§ **WORK REQUIRED**
Repeat every record below exactly, leaving out the pictures.

┌─ LISTING

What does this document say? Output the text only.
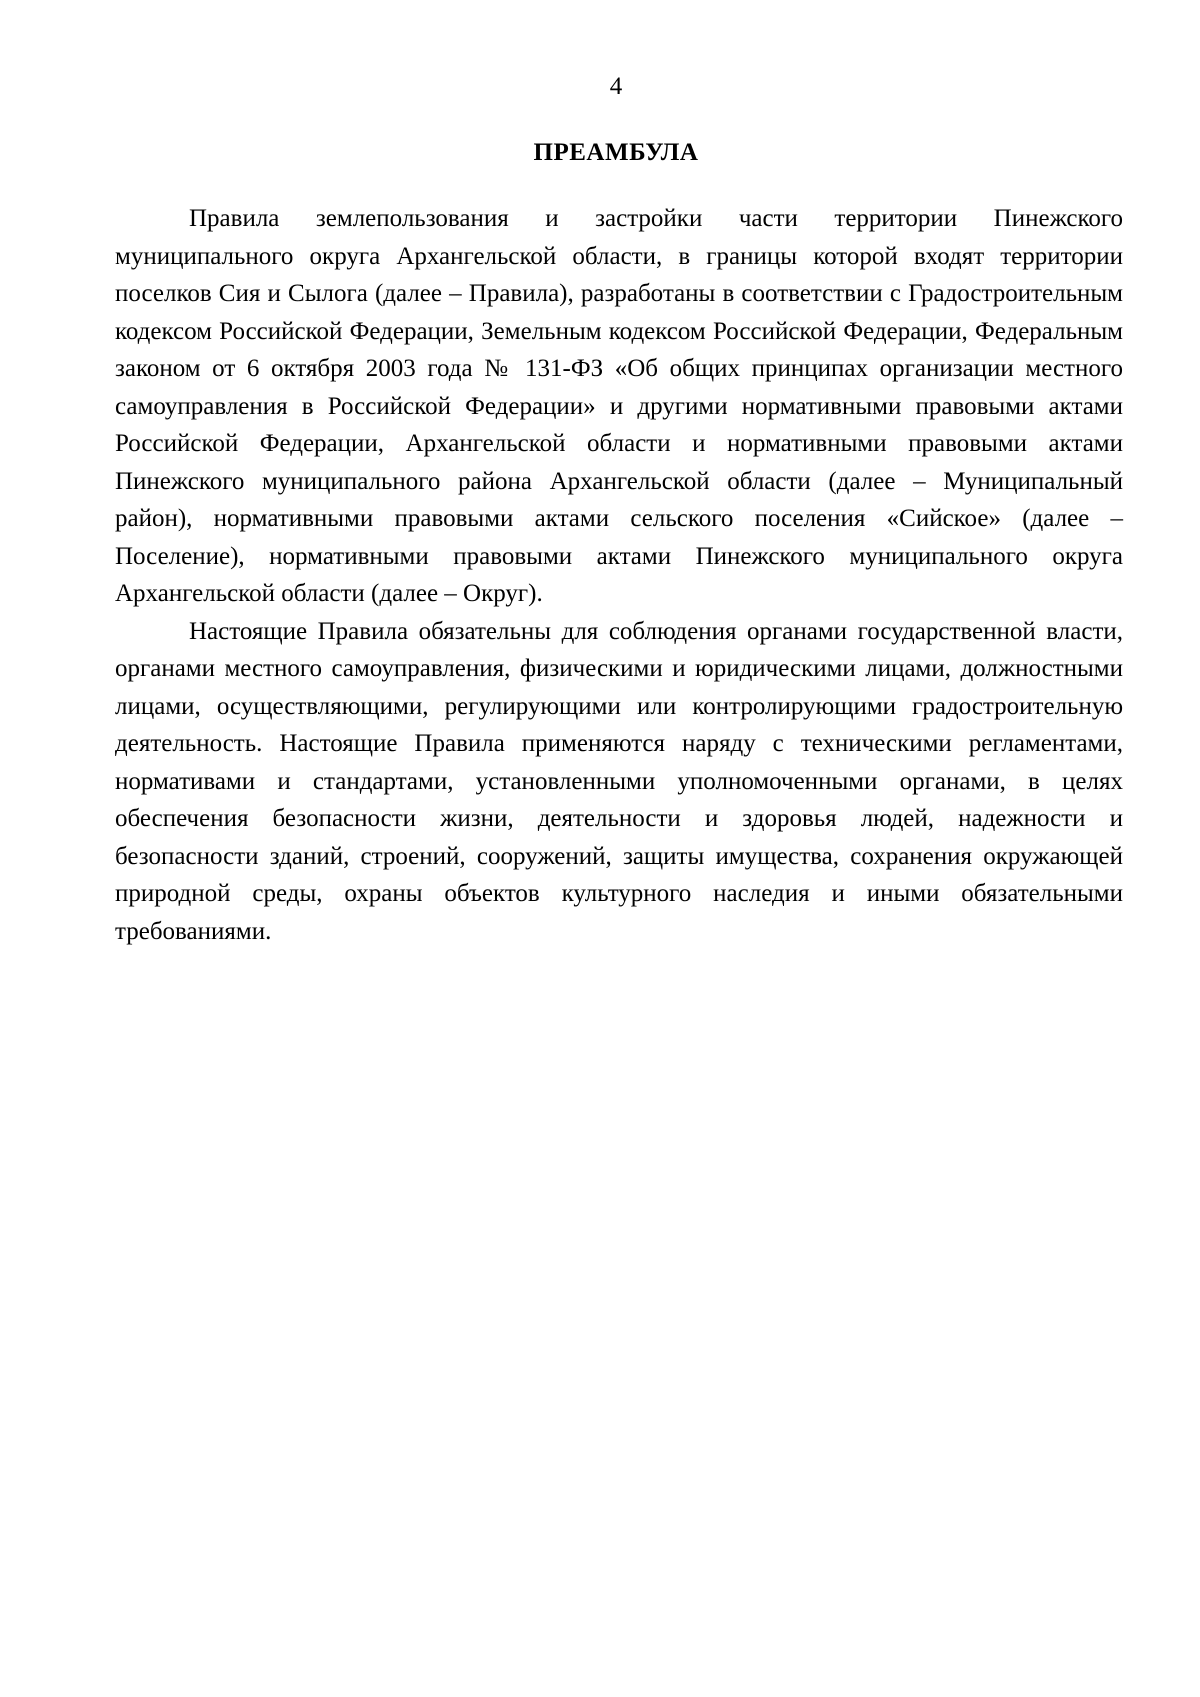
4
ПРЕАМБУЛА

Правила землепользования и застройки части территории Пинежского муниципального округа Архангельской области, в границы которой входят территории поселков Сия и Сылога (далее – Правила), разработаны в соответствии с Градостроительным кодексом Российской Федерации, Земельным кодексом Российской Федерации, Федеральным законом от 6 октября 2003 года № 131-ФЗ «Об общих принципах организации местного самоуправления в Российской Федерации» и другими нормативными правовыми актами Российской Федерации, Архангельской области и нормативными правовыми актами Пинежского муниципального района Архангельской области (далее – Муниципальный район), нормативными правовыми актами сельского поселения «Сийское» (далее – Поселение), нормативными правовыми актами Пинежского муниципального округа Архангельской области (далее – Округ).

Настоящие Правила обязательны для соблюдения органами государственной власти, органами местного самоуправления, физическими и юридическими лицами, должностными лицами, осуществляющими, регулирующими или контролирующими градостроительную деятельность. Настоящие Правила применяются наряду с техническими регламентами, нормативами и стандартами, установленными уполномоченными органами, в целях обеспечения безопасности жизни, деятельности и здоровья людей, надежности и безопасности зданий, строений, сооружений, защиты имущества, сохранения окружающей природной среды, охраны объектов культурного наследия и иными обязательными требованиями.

└─

§ **TASK RESPONSE**
What does this document say? Output the text only.
4
ПРЕАМБУЛА

Правила землепользования и застройки части территории Пинежского муниципального округа Архангельской области, в границы которой входят территории поселков Сия и Сылога (далее – Правила), разработаны в соответствии с Градостроительным кодексом Российской Федерации, Земельным кодексом Российской Федерации, Федеральным законом от 6 октября 2003 года № 131-ФЗ «Об общих принципах организации местного самоуправления в Российской Федерации» и другими нормативными правовыми актами Российской Федерации, Архангельской области и нормативными правовыми актами Пинежского муниципального района Архангельской области (далее – Муниципальный район), нормативными правовыми актами сельского поселения «Сийское» (далее – Поселение), нормативными правовыми актами Пинежского муниципального округа Архангельской области (далее – Округ).

Настоящие Правила обязательны для соблюдения органами государственной власти, органами местного самоуправления, физическими и юридическими лицами, должностными лицами, осуществляющими, регулирующими или контролирующими градостроительную деятельность. Настоящие Правила применяются наряду с техническими регламентами, нормативами и стандартами, установленными уполномоченными органами, в целях обеспечения безопасности жизни, деятельности и здоровья людей, надежности и безопасности зданий, строений, сооружений, защиты имущества, сохранения окружающей природной среды, охраны объектов культурного наследия и иными обязательными требованиями.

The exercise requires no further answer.